= Instruction =
Can you pull out each line of the data below that includes the word "matrices"?

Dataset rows
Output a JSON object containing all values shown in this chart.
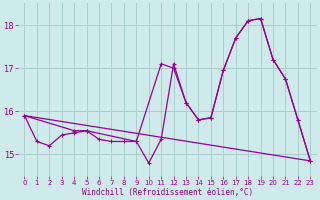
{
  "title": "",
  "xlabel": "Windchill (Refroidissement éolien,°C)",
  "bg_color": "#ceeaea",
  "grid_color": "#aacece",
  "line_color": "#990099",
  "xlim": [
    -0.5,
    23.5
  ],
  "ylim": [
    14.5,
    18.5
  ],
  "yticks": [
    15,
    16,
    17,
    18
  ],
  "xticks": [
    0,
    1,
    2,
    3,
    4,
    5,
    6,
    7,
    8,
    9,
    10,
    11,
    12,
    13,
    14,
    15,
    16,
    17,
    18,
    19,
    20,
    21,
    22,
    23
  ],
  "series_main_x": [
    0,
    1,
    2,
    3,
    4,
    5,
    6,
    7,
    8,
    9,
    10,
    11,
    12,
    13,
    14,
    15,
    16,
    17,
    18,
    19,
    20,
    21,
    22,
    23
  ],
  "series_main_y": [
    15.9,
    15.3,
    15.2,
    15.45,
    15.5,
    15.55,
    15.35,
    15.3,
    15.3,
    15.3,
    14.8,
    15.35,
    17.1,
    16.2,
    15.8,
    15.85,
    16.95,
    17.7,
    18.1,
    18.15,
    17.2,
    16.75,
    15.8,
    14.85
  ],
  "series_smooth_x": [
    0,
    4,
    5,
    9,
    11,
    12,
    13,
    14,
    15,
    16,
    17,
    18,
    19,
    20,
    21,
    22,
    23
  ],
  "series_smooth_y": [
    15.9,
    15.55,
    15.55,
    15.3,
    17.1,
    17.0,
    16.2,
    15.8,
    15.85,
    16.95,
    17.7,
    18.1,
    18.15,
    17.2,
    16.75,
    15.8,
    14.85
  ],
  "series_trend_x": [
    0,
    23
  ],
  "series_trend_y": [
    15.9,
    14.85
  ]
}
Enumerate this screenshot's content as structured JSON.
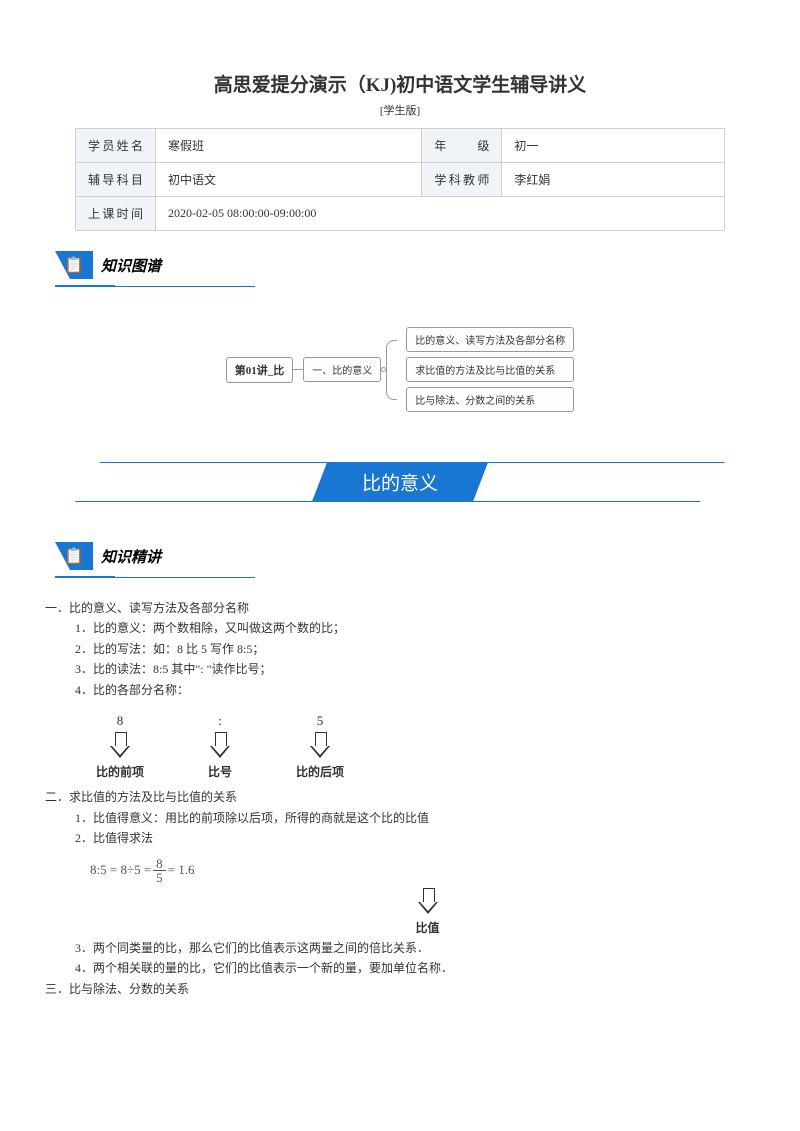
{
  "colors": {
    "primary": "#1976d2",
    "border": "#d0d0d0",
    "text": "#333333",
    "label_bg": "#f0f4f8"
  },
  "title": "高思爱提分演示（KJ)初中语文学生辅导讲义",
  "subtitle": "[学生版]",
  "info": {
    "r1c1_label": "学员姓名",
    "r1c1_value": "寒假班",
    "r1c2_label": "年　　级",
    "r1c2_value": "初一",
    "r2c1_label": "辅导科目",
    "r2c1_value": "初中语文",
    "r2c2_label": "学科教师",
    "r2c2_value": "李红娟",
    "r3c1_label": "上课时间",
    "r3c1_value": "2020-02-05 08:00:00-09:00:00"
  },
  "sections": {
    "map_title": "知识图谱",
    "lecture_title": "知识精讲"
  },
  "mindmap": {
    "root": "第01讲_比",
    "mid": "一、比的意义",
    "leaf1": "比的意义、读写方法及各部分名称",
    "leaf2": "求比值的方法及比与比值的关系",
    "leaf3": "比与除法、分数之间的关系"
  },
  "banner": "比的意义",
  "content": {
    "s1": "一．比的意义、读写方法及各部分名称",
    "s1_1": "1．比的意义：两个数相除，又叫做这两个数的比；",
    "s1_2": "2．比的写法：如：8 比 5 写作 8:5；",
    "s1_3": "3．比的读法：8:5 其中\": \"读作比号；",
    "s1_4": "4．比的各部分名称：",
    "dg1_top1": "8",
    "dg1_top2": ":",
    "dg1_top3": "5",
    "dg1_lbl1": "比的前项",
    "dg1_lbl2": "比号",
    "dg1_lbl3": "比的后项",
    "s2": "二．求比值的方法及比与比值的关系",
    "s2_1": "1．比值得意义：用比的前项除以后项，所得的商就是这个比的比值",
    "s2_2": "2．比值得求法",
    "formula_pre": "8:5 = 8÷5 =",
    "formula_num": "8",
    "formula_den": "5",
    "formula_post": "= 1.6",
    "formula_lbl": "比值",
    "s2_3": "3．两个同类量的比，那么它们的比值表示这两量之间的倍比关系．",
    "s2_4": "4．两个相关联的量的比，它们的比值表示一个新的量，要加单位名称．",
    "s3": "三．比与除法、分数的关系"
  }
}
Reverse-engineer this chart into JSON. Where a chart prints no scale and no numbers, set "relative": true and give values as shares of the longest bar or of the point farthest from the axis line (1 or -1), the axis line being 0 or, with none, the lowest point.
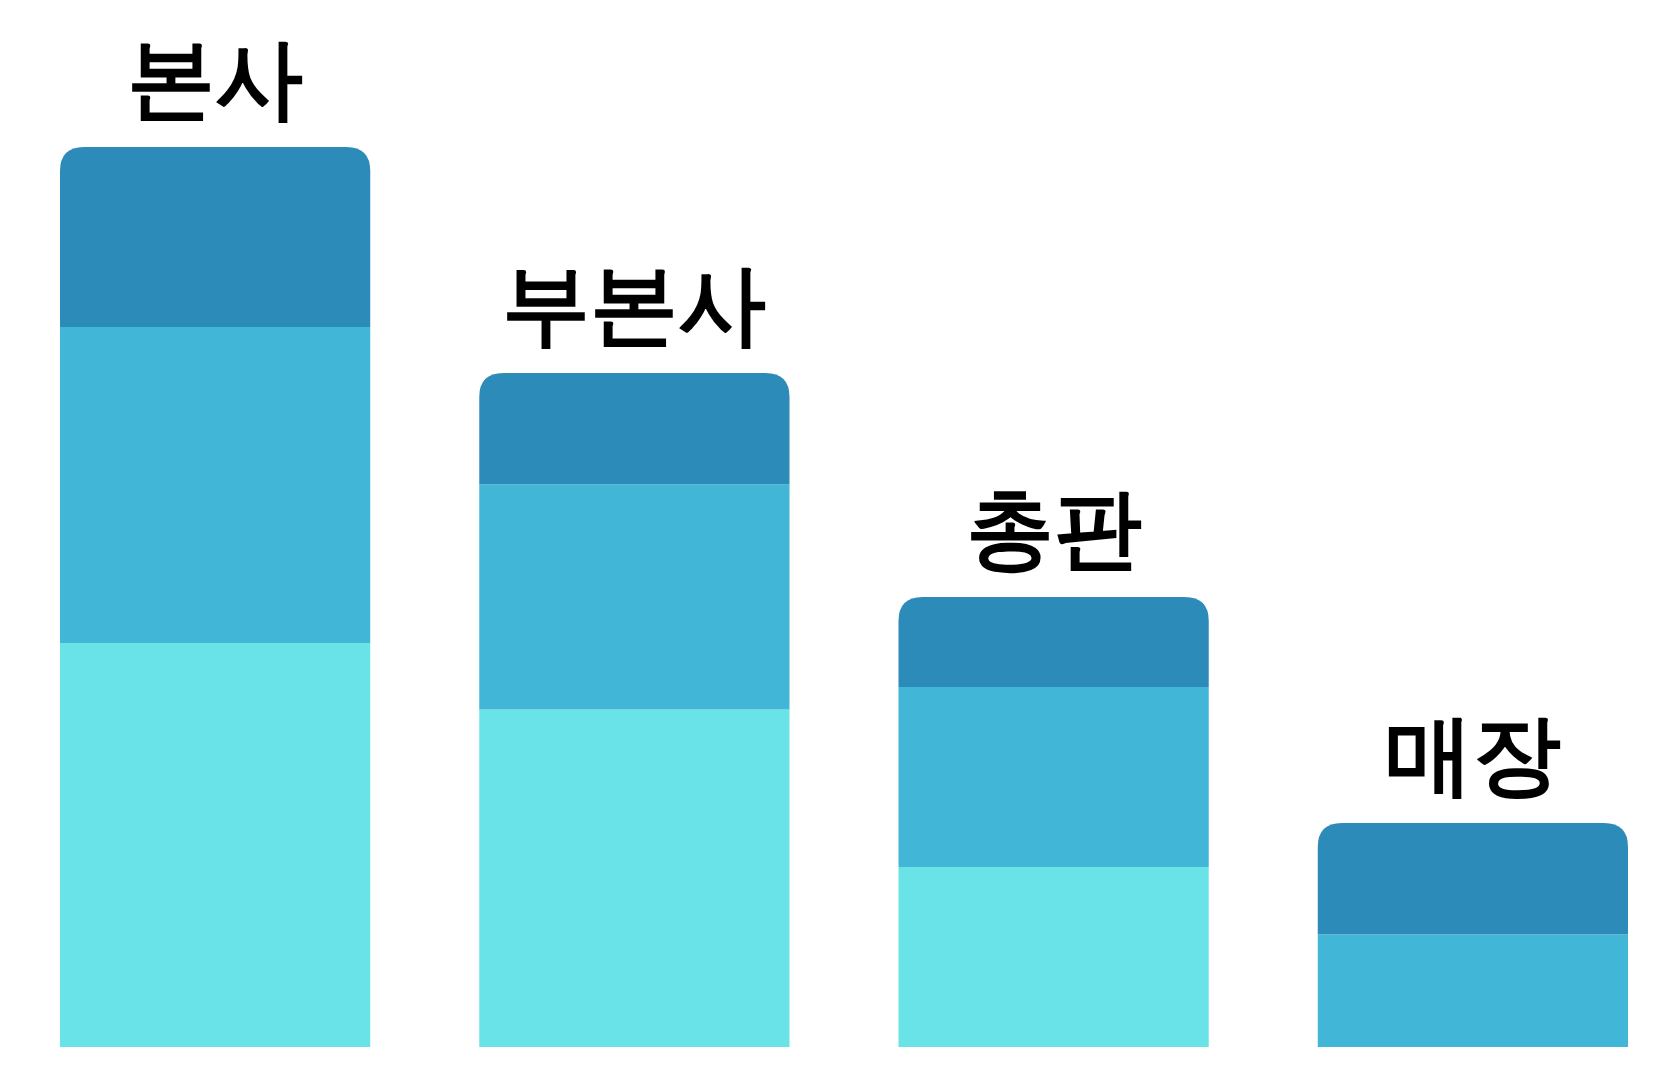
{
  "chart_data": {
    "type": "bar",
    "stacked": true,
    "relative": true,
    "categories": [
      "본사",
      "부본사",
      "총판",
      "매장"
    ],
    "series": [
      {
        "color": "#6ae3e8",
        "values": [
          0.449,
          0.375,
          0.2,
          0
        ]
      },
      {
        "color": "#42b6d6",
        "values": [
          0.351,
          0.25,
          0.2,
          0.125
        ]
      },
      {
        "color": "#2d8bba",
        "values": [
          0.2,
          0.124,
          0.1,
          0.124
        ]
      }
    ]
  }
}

--

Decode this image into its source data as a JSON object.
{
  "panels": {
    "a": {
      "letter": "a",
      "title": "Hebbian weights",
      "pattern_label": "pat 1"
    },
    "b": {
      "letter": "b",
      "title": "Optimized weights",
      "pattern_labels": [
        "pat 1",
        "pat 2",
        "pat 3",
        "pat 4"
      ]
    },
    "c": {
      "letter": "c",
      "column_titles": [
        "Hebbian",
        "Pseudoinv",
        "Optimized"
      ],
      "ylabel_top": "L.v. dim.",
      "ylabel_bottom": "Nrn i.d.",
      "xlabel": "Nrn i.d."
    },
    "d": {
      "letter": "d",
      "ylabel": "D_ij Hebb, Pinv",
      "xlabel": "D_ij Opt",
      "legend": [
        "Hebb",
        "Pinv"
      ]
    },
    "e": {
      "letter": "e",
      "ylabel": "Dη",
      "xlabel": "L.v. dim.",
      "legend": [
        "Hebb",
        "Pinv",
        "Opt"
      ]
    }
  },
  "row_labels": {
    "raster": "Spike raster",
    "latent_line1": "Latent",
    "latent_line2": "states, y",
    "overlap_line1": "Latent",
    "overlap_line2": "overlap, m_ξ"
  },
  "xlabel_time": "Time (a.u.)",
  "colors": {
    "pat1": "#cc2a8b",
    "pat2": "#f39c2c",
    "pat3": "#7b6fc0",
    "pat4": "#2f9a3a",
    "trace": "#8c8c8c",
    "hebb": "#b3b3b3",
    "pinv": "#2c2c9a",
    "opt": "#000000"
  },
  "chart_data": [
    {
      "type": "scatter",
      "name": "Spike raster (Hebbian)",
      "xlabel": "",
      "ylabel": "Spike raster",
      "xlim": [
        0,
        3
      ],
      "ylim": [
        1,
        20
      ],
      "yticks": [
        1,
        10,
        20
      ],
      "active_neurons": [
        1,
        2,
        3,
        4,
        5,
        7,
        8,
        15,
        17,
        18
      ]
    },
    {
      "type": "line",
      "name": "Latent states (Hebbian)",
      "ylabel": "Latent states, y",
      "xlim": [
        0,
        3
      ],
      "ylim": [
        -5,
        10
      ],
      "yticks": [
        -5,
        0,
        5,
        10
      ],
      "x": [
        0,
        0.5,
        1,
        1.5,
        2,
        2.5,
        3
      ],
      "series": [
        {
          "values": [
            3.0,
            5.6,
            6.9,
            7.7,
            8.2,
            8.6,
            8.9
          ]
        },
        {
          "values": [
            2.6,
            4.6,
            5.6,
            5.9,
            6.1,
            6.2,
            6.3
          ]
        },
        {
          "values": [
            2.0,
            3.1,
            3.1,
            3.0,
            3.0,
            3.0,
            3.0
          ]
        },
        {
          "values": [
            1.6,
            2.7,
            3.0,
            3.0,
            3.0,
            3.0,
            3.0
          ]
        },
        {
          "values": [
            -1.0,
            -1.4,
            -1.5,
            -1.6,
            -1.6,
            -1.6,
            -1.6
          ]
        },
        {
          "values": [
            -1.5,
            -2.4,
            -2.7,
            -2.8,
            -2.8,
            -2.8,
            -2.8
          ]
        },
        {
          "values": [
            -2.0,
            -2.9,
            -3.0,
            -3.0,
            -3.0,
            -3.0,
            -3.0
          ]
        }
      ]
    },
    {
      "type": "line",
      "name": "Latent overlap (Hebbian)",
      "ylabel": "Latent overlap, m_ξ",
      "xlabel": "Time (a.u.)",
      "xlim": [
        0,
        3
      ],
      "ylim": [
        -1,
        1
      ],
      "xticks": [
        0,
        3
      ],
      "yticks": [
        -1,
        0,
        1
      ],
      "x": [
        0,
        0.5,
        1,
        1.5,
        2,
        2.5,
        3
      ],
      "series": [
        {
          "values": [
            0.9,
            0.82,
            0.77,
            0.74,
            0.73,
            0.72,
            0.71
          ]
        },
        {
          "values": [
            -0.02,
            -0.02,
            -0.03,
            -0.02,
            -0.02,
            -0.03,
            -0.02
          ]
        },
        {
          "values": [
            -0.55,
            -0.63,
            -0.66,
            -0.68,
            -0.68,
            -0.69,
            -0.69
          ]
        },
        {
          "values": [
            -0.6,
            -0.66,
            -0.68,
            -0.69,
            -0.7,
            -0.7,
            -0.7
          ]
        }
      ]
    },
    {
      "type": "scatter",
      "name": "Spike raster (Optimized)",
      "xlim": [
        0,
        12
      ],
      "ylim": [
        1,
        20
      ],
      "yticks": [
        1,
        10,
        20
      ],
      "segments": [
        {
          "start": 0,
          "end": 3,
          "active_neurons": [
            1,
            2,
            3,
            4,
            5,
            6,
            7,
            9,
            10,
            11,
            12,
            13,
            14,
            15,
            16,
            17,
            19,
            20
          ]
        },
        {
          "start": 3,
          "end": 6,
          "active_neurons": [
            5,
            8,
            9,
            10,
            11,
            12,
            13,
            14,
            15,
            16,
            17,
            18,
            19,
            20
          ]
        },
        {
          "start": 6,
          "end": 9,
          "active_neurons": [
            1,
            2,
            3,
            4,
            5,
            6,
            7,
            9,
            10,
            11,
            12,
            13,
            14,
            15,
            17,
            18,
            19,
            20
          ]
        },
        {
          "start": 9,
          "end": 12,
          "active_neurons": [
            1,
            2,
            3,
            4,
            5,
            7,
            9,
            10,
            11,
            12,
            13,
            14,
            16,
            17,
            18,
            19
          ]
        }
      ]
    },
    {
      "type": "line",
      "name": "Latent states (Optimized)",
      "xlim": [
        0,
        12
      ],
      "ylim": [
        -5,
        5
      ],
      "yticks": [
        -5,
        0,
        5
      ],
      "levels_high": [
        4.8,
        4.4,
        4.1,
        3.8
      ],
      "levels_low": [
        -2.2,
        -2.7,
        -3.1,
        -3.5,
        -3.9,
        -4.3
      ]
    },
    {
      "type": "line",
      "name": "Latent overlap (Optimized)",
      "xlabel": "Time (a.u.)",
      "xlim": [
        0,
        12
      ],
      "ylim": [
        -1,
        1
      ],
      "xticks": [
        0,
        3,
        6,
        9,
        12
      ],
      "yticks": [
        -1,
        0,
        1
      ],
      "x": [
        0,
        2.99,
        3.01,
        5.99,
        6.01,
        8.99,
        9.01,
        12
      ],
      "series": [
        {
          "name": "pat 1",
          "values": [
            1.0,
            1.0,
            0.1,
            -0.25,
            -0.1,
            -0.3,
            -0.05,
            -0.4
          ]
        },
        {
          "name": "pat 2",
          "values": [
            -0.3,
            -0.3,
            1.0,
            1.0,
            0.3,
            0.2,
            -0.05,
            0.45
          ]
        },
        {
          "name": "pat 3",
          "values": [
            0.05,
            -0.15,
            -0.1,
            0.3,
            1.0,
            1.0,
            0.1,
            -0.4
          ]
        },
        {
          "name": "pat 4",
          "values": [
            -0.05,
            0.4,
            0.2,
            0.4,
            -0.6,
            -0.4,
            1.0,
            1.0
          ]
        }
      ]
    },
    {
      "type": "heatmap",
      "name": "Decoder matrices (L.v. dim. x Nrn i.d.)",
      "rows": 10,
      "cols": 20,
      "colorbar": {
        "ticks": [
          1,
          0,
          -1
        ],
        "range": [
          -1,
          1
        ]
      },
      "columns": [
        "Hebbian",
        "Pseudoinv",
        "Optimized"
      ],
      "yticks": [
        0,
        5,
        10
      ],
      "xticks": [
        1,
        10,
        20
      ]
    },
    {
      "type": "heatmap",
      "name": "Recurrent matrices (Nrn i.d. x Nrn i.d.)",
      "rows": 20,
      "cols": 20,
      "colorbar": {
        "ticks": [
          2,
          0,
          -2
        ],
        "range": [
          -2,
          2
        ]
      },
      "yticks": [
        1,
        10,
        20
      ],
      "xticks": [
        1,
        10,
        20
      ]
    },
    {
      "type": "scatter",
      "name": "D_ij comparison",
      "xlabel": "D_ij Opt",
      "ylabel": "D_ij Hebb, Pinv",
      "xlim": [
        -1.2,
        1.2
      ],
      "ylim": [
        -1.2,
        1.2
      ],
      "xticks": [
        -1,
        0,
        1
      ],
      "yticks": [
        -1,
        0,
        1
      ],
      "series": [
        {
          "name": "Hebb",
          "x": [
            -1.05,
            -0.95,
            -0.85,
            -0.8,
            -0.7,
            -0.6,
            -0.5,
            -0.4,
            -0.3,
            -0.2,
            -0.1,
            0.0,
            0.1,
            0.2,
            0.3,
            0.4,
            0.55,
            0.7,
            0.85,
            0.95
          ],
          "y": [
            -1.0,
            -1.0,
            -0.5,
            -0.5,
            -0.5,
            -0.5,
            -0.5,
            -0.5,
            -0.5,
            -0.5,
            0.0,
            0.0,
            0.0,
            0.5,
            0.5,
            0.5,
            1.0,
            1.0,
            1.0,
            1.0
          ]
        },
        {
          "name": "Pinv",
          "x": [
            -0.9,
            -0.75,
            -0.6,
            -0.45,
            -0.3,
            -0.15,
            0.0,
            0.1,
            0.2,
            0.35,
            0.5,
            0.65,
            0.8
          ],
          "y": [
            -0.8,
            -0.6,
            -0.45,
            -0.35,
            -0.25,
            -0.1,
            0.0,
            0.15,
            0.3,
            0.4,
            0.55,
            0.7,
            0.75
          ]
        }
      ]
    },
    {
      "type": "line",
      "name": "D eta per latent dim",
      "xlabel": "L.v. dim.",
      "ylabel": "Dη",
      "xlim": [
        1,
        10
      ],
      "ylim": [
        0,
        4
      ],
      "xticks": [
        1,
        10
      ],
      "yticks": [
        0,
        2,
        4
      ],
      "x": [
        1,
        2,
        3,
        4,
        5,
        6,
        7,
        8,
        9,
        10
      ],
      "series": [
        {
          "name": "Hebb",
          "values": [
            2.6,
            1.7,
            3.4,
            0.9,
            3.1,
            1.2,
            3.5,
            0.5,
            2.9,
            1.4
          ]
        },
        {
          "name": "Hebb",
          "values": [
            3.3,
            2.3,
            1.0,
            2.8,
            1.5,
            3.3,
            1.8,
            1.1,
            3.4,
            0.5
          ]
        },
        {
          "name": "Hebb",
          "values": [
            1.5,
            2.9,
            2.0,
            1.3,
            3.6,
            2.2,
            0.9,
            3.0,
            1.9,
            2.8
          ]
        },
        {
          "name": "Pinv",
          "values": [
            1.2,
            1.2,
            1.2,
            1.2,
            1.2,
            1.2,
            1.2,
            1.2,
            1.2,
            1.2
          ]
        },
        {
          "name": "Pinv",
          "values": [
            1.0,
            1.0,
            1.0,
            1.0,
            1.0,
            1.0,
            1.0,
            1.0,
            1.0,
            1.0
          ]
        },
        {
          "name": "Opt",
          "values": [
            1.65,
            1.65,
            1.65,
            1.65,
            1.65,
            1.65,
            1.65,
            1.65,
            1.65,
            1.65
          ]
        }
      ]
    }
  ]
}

= Output of the task =
      "name": "Decoder matrices (L.v. dim. x Nrn i.d.)",
      "name": "Recurrent matrices (Nrn i.d. x Nrn i.d.)",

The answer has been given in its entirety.